## DESCRIPTION OF THE TASK:
Copy out every line in the entries below that includes "COMMUNE".

Entries taken from a collection
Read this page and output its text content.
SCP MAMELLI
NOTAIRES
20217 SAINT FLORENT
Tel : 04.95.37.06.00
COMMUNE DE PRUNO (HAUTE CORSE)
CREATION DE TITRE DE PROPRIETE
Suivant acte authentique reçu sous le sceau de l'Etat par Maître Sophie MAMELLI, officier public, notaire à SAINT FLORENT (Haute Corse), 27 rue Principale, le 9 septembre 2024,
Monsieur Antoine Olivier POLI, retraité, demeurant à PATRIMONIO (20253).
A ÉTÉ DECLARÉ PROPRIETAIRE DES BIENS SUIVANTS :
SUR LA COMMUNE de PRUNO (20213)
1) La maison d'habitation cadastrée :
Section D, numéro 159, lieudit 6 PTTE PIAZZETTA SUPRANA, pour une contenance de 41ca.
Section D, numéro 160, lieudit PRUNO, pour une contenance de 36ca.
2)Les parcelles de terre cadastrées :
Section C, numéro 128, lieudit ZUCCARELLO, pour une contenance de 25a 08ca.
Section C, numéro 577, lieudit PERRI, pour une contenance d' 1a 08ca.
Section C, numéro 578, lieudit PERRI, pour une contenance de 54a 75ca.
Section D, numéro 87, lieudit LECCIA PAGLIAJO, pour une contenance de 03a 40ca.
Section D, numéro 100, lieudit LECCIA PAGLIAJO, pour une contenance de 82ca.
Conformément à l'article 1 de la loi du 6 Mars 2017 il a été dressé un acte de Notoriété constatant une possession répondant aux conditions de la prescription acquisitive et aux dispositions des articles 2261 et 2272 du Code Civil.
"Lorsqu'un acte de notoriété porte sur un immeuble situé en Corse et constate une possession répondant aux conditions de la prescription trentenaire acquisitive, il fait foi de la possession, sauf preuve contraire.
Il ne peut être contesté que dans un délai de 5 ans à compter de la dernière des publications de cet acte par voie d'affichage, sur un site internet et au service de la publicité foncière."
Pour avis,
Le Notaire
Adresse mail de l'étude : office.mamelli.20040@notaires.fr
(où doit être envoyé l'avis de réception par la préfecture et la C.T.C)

## EXERCISE RESULT:
COMMUNE DE PRUNO (HAUTE CORSE)
SUR LA COMMUNE de PRUNO (20213)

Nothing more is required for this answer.